■ **WRITTEN PROBLEM**
Repeat each line of the material exactly.

Stored items
+-------+

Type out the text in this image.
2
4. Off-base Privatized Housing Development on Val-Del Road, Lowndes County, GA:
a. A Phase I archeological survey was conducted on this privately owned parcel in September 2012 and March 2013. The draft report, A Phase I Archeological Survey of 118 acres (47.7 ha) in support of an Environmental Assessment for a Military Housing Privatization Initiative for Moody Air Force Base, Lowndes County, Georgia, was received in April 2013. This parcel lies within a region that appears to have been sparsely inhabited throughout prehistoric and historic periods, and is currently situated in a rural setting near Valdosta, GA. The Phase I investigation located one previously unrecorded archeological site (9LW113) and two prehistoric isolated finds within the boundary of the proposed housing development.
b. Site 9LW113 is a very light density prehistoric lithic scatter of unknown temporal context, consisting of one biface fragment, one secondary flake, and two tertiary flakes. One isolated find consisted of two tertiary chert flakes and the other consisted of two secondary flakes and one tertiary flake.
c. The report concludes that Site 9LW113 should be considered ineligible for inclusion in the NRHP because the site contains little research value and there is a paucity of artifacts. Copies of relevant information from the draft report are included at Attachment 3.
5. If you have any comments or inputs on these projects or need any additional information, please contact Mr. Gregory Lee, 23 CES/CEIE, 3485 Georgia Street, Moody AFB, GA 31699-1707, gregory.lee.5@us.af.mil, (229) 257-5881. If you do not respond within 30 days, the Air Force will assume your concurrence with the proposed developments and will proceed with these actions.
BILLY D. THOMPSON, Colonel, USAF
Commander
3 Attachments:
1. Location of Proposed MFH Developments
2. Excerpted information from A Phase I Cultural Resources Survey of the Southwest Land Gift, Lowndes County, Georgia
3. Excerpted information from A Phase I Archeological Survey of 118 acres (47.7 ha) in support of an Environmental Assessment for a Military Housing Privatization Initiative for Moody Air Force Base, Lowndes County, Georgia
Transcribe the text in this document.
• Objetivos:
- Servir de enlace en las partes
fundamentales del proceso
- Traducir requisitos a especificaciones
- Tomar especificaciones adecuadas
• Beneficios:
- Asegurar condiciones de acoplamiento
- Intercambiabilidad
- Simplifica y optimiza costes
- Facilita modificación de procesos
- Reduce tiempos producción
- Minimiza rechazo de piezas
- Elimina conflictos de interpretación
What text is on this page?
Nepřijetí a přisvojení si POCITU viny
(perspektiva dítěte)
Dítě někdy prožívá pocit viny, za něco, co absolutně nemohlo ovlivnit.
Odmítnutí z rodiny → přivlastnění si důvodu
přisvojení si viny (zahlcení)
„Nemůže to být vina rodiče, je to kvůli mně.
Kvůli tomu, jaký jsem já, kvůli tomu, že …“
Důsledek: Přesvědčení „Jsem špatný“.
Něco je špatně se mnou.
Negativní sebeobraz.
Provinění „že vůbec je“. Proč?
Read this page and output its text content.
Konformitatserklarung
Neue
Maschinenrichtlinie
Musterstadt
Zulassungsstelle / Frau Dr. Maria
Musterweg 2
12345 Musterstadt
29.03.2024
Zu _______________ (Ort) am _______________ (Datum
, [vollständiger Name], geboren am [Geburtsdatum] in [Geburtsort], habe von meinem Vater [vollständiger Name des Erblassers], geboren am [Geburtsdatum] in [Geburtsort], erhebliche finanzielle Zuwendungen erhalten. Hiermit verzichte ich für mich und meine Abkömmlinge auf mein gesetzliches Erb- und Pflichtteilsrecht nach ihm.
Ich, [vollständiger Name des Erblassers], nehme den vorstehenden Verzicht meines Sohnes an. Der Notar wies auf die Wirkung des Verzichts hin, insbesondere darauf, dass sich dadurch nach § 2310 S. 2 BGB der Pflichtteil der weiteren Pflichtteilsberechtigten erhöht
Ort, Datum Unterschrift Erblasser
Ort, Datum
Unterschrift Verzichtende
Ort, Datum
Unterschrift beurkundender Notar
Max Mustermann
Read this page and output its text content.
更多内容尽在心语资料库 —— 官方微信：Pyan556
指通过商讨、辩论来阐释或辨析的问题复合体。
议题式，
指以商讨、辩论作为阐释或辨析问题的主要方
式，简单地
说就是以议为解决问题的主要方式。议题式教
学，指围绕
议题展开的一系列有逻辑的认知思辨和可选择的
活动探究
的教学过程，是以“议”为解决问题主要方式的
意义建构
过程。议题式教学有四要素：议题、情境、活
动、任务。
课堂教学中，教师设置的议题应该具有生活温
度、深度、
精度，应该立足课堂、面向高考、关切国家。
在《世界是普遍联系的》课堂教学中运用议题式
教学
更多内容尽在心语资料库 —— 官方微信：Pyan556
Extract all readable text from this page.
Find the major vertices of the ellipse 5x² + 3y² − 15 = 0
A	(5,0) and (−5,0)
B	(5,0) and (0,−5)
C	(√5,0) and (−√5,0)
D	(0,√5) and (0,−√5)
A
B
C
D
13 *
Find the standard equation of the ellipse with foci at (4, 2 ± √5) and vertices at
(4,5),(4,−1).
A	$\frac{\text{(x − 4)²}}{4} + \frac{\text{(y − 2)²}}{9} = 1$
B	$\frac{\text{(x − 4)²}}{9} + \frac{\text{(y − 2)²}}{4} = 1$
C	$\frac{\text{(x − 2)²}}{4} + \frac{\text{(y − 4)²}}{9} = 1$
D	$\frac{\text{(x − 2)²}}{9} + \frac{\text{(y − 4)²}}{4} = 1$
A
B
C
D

+-------+

■ **SOLUTION TO THE PROBLEM**
Type out the text in this image.
2
4. Off-base Privatized Housing Development on Val-Del Road, Lowndes County, GA:
a. A Phase I archeological survey was conducted on this privately owned parcel in September 2012 and March 2013. The draft report, A Phase I Archeological Survey of 118 acres (47.7 ha) in support of an Environmental Assessment for a Military Housing Privatization Initiative for Moody Air Force Base, Lowndes County, Georgia, was received in April 2013. This parcel lies within a region that appears to have been sparsely inhabited throughout prehistoric and historic periods, and is currently situated in a rural setting near Valdosta, GA. The Phase I investigation located one previously unrecorded archeological site (9LW113) and two prehistoric isolated finds within the boundary of the proposed housing development.
b. Site 9LW113 is a very light density prehistoric lithic scatter of unknown temporal context, consisting of one biface fragment, one secondary flake, and two tertiary flakes. One isolated find consisted of two tertiary chert flakes and the other consisted of two secondary flakes and one tertiary flake.
c. The report concludes that Site 9LW113 should be considered ineligible for inclusion in the NRHP because the site contains little research value and there is a paucity of artifacts. Copies of relevant information from the draft report are included at Attachment 3.
5. If you have any comments or inputs on these projects or need any additional information, please contact Mr. Gregory Lee, 23 CES/CEIE, 3485 Georgia Street, Moody AFB, GA 31699-1707, gregory.lee.5@us.af.mil, (229) 257-5881. If you do not respond within 30 days, the Air Force will assume your concurrence with the proposed developments and will proceed with these actions.
BILLY D. THOMPSON, Colonel, USAF
Commander
3 Attachments:
1. Location of Proposed MFH Developments
2. Excerpted information from A Phase I Cultural Resources Survey of the Southwest Land Gift, Lowndes County, Georgia
3. Excerpted information from A Phase I Archeological Survey of 118 acres (47.7 ha) in support of an Environmental Assessment for a Military Housing Privatization Initiative for Moody Air Force Base, Lowndes County, Georgia
Transcribe the text in this document.
• Objetivos:
- Servir de enlace en las partes
fundamentales del proceso
- Traducir requisitos a especificaciones
- Tomar especificaciones adecuadas
• Beneficios:
- Asegurar condiciones de acoplamiento
- Intercambiabilidad
- Simplifica y optimiza costes
- Facilita modificación de procesos
- Reduce tiempos producción
- Minimiza rechazo de piezas
- Elimina conflictos de interpretación
What text is on this page?
Nepřijetí a přisvojení si POCITU viny
(perspektiva dítěte)
Dítě někdy prožívá pocit viny, za něco, co absolutně nemohlo ovlivnit.
Odmítnutí z rodiny → přivlastnění si důvodu
přisvojení si viny (zahlcení)
„Nemůže to být vina rodiče, je to kvůli mně.
Kvůli tomu, jaký jsem já, kvůli tomu, že …“
Důsledek: Přesvědčení „Jsem špatný“.
Něco je špatně se mnou.
Negativní sebeobraz.
Provinění „že vůbec je“. Proč?
Read this page and output its text content.
Konformitatserklarung
Neue
Maschinenrichtlinie
Musterstadt
Zulassungsstelle / Frau Dr. Maria
Musterweg 2
12345 Musterstadt
29.03.2024
Zu _______________ (Ort) am _______________ (Datum
, [vollständiger Name], geboren am [Geburtsdatum] in [Geburtsort], habe von meinem Vater [vollständiger Name des Erblassers], geboren am [Geburtsdatum] in [Geburtsort], erhebliche finanzielle Zuwendungen erhalten. Hiermit verzichte ich für mich und meine Abkömmlinge auf mein gesetzliches Erb- und Pflichtteilsrecht nach ihm.
Ich, [vollständiger Name des Erblassers], nehme den vorstehenden Verzicht meines Sohnes an. Der Notar wies auf die Wirkung des Verzichts hin, insbesondere darauf, dass sich dadurch nach § 2310 S. 2 BGB der Pflichtteil der weiteren Pflichtteilsberechtigten erhöht
Ort, Datum Unterschrift Erblasser
Ort, Datum
Unterschrift Verzichtende
Ort, Datum
Unterschrift beurkundender Notar
Max Mustermann
Read this page and output its text content.
更多内容尽在心语资料库 —— 官方微信：Pyan556
指通过商讨、辩论来阐释或辨析的问题复合体。
议题式，
指以商讨、辩论作为阐释或辨析问题的主要方
式，简单地
说就是以议为解决问题的主要方式。议题式教
学，指围绕
议题展开的一系列有逻辑的认知思辨和可选择的
活动探究
的教学过程，是以“议”为解决问题主要方式的
意义建构
过程。议题式教学有四要素：议题、情境、活
动、任务。
课堂教学中，教师设置的议题应该具有生活温
度、深度、
精度，应该立足课堂、面向高考、关切国家。
在《世界是普遍联系的》课堂教学中运用议题式
教学
更多内容尽在心语资料库 —— 官方微信：Pyan556
Extract all readable text from this page.
Find the major vertices of the ellipse 5x² + 3y² − 15 = 0
A	(5,0) and (−5,0)
B	(5,0) and (0,−5)
C	(√5,0) and (−√5,0)
D	(0,√5) and (0,−√5)
A
B
C
D
13 *
Find the standard equation of the ellipse with foci at (4, 2 ± √5) and vertices at
(4,5),(4,−1).
A	$\frac{\text{(x − 4)²}}{4} + \frac{\text{(y − 2)²}}{9} = 1$
B	$\frac{\text{(x − 4)²}}{9} + \frac{\text{(y − 2)²}}{4} = 1$
C	$\frac{\text{(x − 2)²}}{4} + \frac{\text{(y − 4)²}}{9} = 1$
D	$\frac{\text{(x − 2)²}}{9} + \frac{\text{(y − 4)²}}{4} = 1$
A
B
C
D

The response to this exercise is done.